Repeat the lines beginning at the one with "Convert this screenshot" and running to the end of the material, keeping the first and last of them, exactly as they appear.
[Begin PROVIDED MATERIAL]
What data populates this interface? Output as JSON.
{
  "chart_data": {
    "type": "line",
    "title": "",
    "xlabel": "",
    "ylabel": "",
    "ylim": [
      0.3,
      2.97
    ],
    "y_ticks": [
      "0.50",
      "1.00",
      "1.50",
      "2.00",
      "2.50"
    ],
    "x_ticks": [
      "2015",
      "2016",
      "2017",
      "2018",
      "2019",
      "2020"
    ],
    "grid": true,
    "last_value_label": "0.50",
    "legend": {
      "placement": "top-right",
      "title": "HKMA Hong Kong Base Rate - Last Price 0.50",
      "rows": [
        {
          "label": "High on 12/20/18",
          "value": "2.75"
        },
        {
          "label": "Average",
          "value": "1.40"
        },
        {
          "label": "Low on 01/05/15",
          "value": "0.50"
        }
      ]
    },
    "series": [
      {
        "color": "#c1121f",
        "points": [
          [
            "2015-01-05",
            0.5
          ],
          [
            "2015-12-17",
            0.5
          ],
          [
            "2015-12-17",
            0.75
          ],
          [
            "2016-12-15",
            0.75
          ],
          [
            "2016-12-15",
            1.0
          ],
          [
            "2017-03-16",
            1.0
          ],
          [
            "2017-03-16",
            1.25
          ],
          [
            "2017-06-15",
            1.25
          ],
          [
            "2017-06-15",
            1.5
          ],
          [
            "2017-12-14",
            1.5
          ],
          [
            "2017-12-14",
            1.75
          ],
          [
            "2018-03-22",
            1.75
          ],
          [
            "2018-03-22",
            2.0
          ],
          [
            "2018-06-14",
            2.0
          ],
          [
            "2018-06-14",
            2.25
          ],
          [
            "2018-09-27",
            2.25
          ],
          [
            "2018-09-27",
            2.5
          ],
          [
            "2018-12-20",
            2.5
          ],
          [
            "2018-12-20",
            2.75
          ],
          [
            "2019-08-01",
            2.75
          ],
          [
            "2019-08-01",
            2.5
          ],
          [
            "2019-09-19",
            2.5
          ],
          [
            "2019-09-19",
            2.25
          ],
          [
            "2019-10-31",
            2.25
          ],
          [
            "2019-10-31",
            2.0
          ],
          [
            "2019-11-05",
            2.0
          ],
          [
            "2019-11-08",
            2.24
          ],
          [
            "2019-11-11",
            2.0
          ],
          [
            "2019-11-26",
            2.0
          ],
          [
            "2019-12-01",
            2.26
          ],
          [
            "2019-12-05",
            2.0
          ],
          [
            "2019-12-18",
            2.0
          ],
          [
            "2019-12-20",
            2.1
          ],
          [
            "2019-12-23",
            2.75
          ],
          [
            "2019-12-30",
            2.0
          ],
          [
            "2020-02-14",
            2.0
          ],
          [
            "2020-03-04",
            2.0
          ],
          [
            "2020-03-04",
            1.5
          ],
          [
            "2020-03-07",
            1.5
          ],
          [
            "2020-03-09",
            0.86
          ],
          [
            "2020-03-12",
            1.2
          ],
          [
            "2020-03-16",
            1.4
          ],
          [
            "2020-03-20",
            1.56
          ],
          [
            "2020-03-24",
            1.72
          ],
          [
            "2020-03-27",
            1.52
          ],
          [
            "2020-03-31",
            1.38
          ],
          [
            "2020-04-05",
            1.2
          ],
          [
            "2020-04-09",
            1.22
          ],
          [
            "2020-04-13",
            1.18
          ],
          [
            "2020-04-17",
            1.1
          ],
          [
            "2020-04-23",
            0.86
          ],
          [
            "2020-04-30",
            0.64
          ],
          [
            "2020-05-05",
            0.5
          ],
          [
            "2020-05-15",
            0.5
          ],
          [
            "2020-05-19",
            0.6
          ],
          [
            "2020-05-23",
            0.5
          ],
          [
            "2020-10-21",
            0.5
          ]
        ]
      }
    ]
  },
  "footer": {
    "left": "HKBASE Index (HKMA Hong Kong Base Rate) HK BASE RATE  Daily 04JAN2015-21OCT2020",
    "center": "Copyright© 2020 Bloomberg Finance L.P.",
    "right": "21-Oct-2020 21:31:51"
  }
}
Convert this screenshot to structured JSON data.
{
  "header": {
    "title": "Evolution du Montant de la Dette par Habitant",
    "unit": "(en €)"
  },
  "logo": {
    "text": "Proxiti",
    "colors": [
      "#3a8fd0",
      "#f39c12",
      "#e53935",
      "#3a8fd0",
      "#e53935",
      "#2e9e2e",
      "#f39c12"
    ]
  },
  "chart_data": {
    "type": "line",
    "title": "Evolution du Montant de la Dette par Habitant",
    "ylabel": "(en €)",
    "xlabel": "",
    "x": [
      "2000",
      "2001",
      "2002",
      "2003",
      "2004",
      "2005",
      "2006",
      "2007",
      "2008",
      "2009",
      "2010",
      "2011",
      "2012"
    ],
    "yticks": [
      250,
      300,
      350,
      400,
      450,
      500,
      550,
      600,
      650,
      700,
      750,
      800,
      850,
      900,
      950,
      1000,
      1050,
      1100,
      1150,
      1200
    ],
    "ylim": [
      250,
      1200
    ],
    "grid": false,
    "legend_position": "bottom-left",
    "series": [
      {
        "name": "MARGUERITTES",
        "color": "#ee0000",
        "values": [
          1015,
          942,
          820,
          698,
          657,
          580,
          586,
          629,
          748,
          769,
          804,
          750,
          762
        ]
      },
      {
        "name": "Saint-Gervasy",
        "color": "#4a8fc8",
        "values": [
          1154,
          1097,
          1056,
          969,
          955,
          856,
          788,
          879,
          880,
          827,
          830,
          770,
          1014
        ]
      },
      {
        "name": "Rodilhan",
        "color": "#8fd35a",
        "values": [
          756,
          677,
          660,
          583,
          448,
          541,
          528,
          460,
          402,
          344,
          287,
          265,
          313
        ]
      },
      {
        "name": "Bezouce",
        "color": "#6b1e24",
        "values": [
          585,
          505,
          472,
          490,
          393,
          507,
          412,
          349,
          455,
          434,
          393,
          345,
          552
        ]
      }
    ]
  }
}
[End PROVIDED MATERIAL]
### RESULT FOR THIS EXERCISE
Convert this screenshot to structured JSON data.
{
  "header": {
    "title": "Evolution du Montant de la Dette par Habitant",
    "unit": "(en €)"
  },
  "logo": {
    "text": "Proxiti",
    "colors": [
      "#3a8fd0",
      "#f39c12",
      "#e53935",
      "#3a8fd0",
      "#e53935",
      "#2e9e2e",
      "#f39c12"
    ]
  },
  "chart_data": {
    "type": "line",
    "title": "Evolution du Montant de la Dette par Habitant",
    "ylabel": "(en €)",
    "xlabel": "",
    "x": [
      "2000",
      "2001",
      "2002",
      "2003",
      "2004",
      "2005",
      "2006",
      "2007",
      "2008",
      "2009",
      "2010",
      "2011",
      "2012"
    ],
    "yticks": [
      250,
      300,
      350,
      400,
      450,
      500,
      550,
      600,
      650,
      700,
      750,
      800,
      850,
      900,
      950,
      1000,
      1050,
      1100,
      1150,
      1200
    ],
    "ylim": [
      250,
      1200
    ],
    "grid": false,
    "legend_position": "bottom-left",
    "series": [
      {
        "name": "MARGUERITTES",
        "color": "#ee0000",
        "values": [
          1015,
          942,
          820,
          698,
          657,
          580,
          586,
          629,
          748,
          769,
          804,
          750,
          762
        ]
      },
      {
        "name": "Saint-Gervasy",
        "color": "#4a8fc8",
        "values": [
          1154,
          1097,
          1056,
          969,
          955,
          856,
          788,
          879,
          880,
          827,
          830,
          770,
          1014
        ]
      },
      {
        "name": "Rodilhan",
        "color": "#8fd35a",
        "values": [
          756,
          677,
          660,
          583,
          448,
          541,
          528,
          460,
          402,
          344,
          287,
          265,
          313
        ]
      },
      {
        "name": "Bezouce",
        "color": "#6b1e24",
        "values": [
          585,
          505,
          472,
          490,
          393,
          507,
          412,
          349,
          455,
          434,
          393,
          345,
          552
        ]
      }
    ]
  }
}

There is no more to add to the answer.